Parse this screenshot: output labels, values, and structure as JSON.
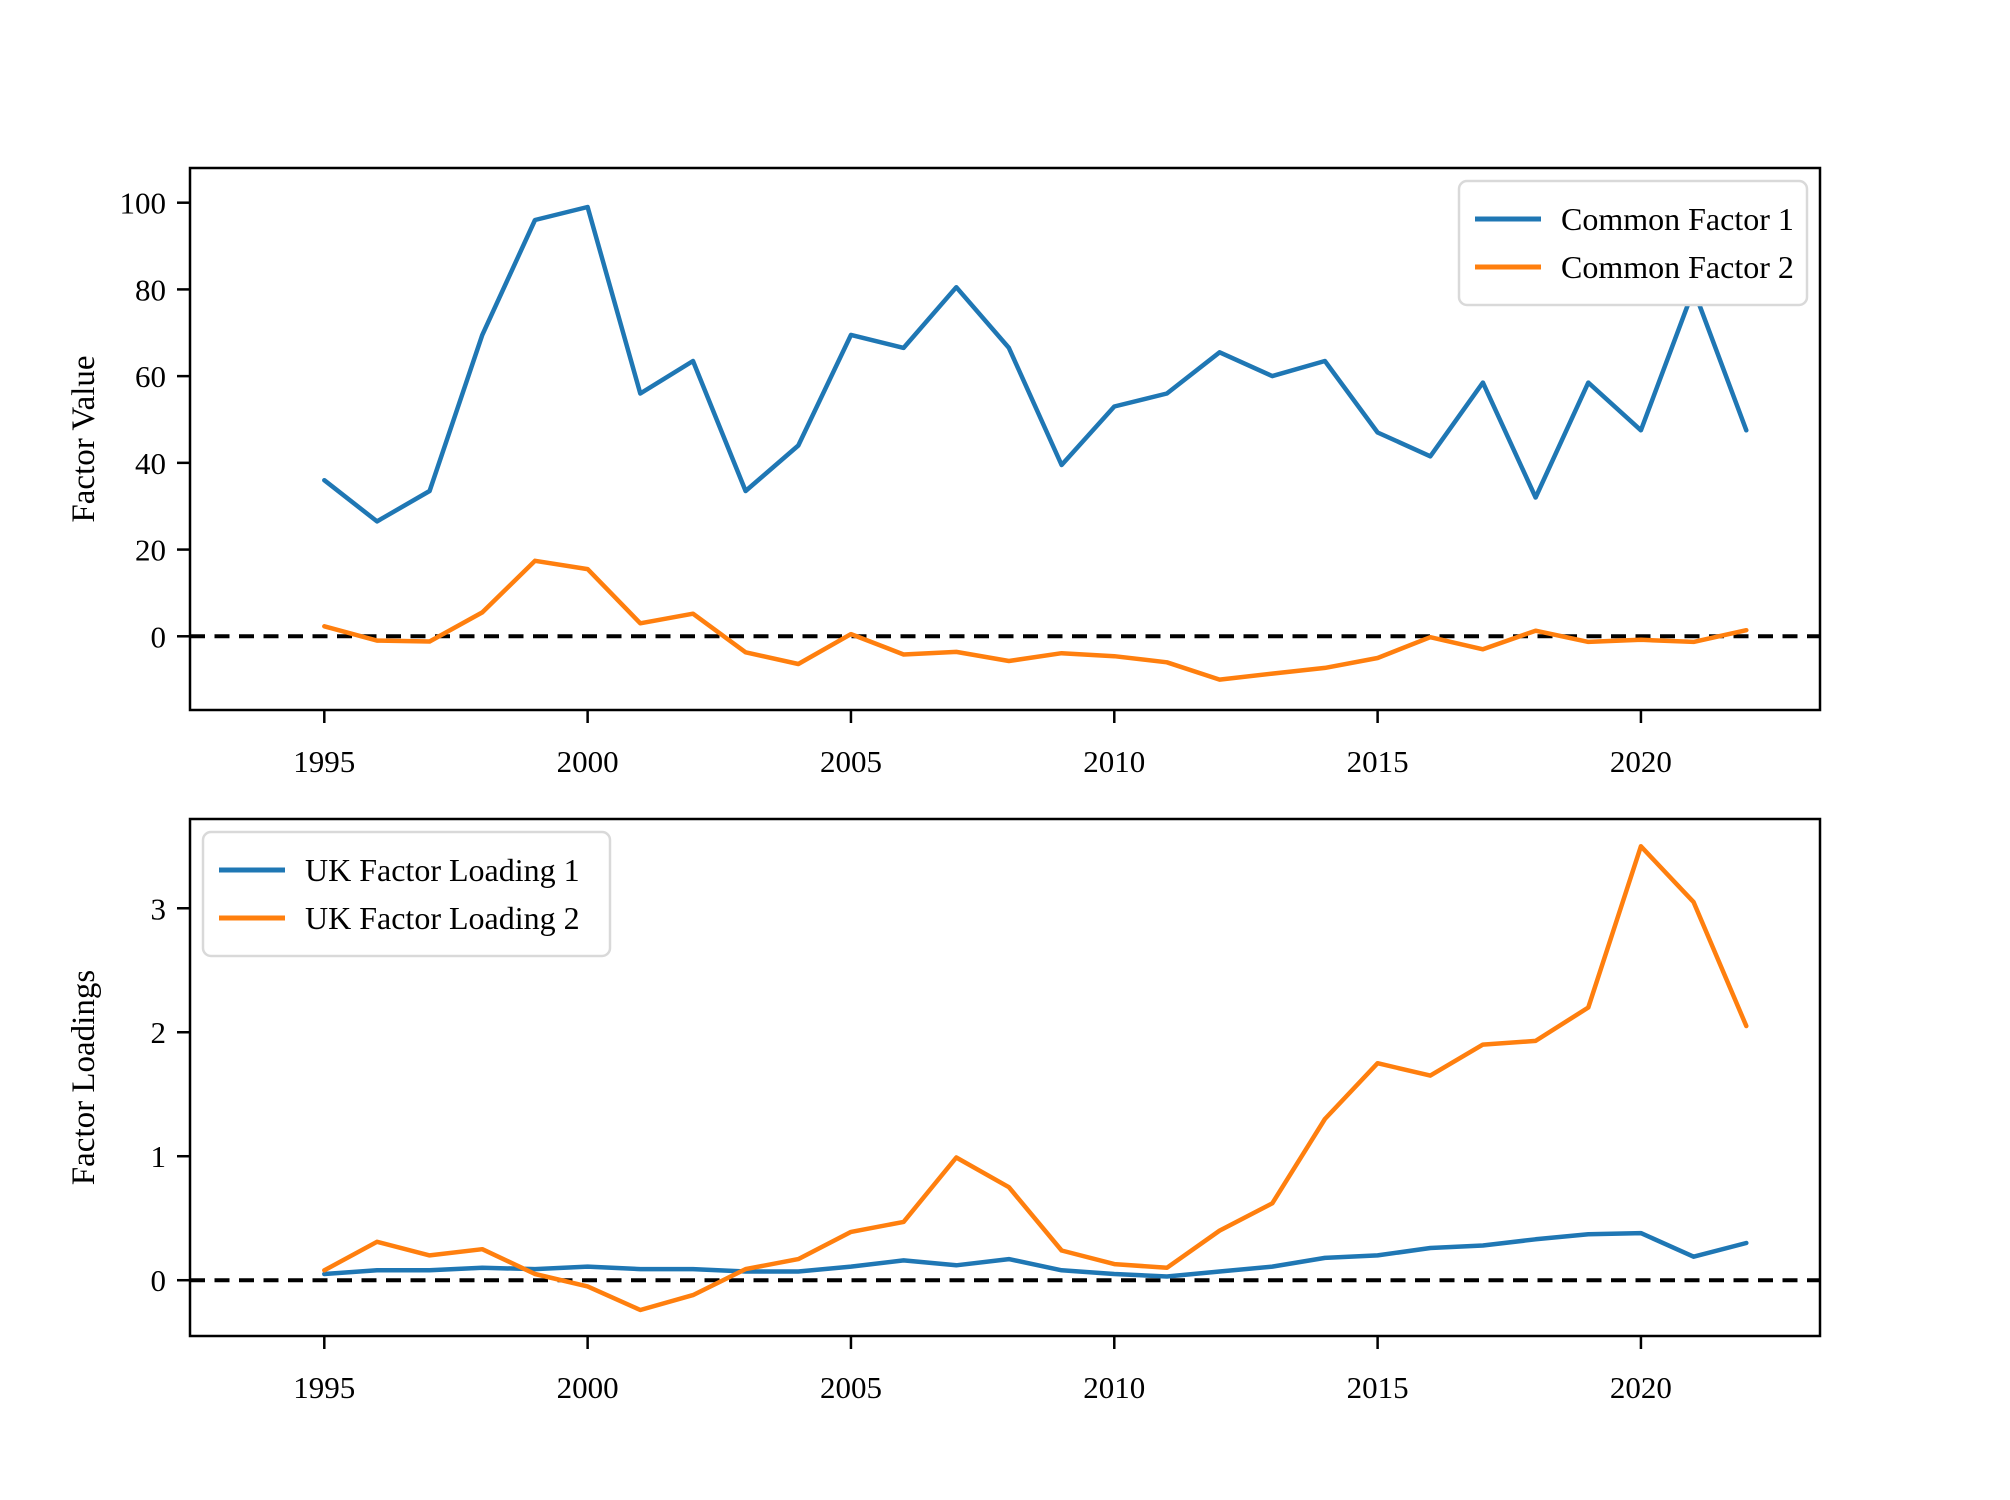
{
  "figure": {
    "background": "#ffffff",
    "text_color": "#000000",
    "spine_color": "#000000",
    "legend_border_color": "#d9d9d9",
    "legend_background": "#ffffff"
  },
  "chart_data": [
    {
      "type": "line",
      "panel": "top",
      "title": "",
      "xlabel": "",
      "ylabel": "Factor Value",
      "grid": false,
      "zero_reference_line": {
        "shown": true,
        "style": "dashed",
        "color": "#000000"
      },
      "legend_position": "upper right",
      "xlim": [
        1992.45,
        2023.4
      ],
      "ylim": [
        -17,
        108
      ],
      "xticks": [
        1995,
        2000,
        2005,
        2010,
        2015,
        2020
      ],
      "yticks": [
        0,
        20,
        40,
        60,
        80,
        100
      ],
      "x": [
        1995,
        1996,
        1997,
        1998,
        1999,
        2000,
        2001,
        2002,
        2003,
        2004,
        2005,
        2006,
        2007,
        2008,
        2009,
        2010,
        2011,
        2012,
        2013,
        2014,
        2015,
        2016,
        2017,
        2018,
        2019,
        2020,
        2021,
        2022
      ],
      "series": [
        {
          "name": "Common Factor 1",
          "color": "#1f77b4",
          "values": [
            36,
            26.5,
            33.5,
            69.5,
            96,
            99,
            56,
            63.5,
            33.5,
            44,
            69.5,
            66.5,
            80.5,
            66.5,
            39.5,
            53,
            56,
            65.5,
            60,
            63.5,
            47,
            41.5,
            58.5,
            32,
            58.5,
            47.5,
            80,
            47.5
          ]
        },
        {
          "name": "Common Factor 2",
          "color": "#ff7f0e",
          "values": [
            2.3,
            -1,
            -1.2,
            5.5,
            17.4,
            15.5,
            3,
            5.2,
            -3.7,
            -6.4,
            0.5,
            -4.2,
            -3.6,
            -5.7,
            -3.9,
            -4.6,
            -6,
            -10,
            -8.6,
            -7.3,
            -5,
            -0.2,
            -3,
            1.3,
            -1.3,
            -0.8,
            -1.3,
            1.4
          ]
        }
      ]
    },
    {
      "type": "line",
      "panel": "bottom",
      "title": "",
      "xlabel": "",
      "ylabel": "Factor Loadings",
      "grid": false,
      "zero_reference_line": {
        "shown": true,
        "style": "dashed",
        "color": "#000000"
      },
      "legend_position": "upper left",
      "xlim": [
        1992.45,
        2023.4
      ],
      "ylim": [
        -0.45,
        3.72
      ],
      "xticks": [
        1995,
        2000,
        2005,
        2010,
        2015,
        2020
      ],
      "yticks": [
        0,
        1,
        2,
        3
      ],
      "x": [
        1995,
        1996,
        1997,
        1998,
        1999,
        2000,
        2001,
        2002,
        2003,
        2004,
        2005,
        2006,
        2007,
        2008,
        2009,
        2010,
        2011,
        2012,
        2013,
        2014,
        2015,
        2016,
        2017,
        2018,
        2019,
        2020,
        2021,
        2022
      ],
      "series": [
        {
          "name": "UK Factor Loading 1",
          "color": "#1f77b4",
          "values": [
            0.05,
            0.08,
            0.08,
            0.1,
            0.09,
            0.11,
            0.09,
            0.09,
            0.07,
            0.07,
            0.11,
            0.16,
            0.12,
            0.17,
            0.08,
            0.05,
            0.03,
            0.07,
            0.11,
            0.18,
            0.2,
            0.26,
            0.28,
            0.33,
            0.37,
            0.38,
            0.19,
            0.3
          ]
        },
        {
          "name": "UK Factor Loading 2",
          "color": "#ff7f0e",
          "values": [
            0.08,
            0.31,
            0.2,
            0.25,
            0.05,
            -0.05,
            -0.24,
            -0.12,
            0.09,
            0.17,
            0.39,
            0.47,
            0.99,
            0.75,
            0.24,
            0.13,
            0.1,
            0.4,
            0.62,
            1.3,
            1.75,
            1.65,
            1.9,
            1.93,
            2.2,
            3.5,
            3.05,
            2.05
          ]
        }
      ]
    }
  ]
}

**Task goal:** Set the pictures aside and transcribe the data above exactly.

**Correct answer:**
Parse this screenshot: output labels, values, and structure as JSON.
{
  "figure": {
    "background": "#ffffff",
    "text_color": "#000000",
    "spine_color": "#000000",
    "legend_border_color": "#d9d9d9",
    "legend_background": "#ffffff"
  },
  "chart_data": [
    {
      "type": "line",
      "panel": "top",
      "title": "",
      "xlabel": "",
      "ylabel": "Factor Value",
      "grid": false,
      "zero_reference_line": {
        "shown": true,
        "style": "dashed",
        "color": "#000000"
      },
      "legend_position": "upper right",
      "xlim": [
        1992.45,
        2023.4
      ],
      "ylim": [
        -17,
        108
      ],
      "xticks": [
        1995,
        2000,
        2005,
        2010,
        2015,
        2020
      ],
      "yticks": [
        0,
        20,
        40,
        60,
        80,
        100
      ],
      "x": [
        1995,
        1996,
        1997,
        1998,
        1999,
        2000,
        2001,
        2002,
        2003,
        2004,
        2005,
        2006,
        2007,
        2008,
        2009,
        2010,
        2011,
        2012,
        2013,
        2014,
        2015,
        2016,
        2017,
        2018,
        2019,
        2020,
        2021,
        2022
      ],
      "series": [
        {
          "name": "Common Factor 1",
          "color": "#1f77b4",
          "values": [
            36,
            26.5,
            33.5,
            69.5,
            96,
            99,
            56,
            63.5,
            33.5,
            44,
            69.5,
            66.5,
            80.5,
            66.5,
            39.5,
            53,
            56,
            65.5,
            60,
            63.5,
            47,
            41.5,
            58.5,
            32,
            58.5,
            47.5,
            80,
            47.5
          ]
        },
        {
          "name": "Common Factor 2",
          "color": "#ff7f0e",
          "values": [
            2.3,
            -1,
            -1.2,
            5.5,
            17.4,
            15.5,
            3,
            5.2,
            -3.7,
            -6.4,
            0.5,
            -4.2,
            -3.6,
            -5.7,
            -3.9,
            -4.6,
            -6,
            -10,
            -8.6,
            -7.3,
            -5,
            -0.2,
            -3,
            1.3,
            -1.3,
            -0.8,
            -1.3,
            1.4
          ]
        }
      ]
    },
    {
      "type": "line",
      "panel": "bottom",
      "title": "",
      "xlabel": "",
      "ylabel": "Factor Loadings",
      "grid": false,
      "zero_reference_line": {
        "shown": true,
        "style": "dashed",
        "color": "#000000"
      },
      "legend_position": "upper left",
      "xlim": [
        1992.45,
        2023.4
      ],
      "ylim": [
        -0.45,
        3.72
      ],
      "xticks": [
        1995,
        2000,
        2005,
        2010,
        2015,
        2020
      ],
      "yticks": [
        0,
        1,
        2,
        3
      ],
      "x": [
        1995,
        1996,
        1997,
        1998,
        1999,
        2000,
        2001,
        2002,
        2003,
        2004,
        2005,
        2006,
        2007,
        2008,
        2009,
        2010,
        2011,
        2012,
        2013,
        2014,
        2015,
        2016,
        2017,
        2018,
        2019,
        2020,
        2021,
        2022
      ],
      "series": [
        {
          "name": "UK Factor Loading 1",
          "color": "#1f77b4",
          "values": [
            0.05,
            0.08,
            0.08,
            0.1,
            0.09,
            0.11,
            0.09,
            0.09,
            0.07,
            0.07,
            0.11,
            0.16,
            0.12,
            0.17,
            0.08,
            0.05,
            0.03,
            0.07,
            0.11,
            0.18,
            0.2,
            0.26,
            0.28,
            0.33,
            0.37,
            0.38,
            0.19,
            0.3
          ]
        },
        {
          "name": "UK Factor Loading 2",
          "color": "#ff7f0e",
          "values": [
            0.08,
            0.31,
            0.2,
            0.25,
            0.05,
            -0.05,
            -0.24,
            -0.12,
            0.09,
            0.17,
            0.39,
            0.47,
            0.99,
            0.75,
            0.24,
            0.13,
            0.1,
            0.4,
            0.62,
            1.3,
            1.75,
            1.65,
            1.9,
            1.93,
            2.2,
            3.5,
            3.05,
            2.05
          ]
        }
      ]
    }
  ]
}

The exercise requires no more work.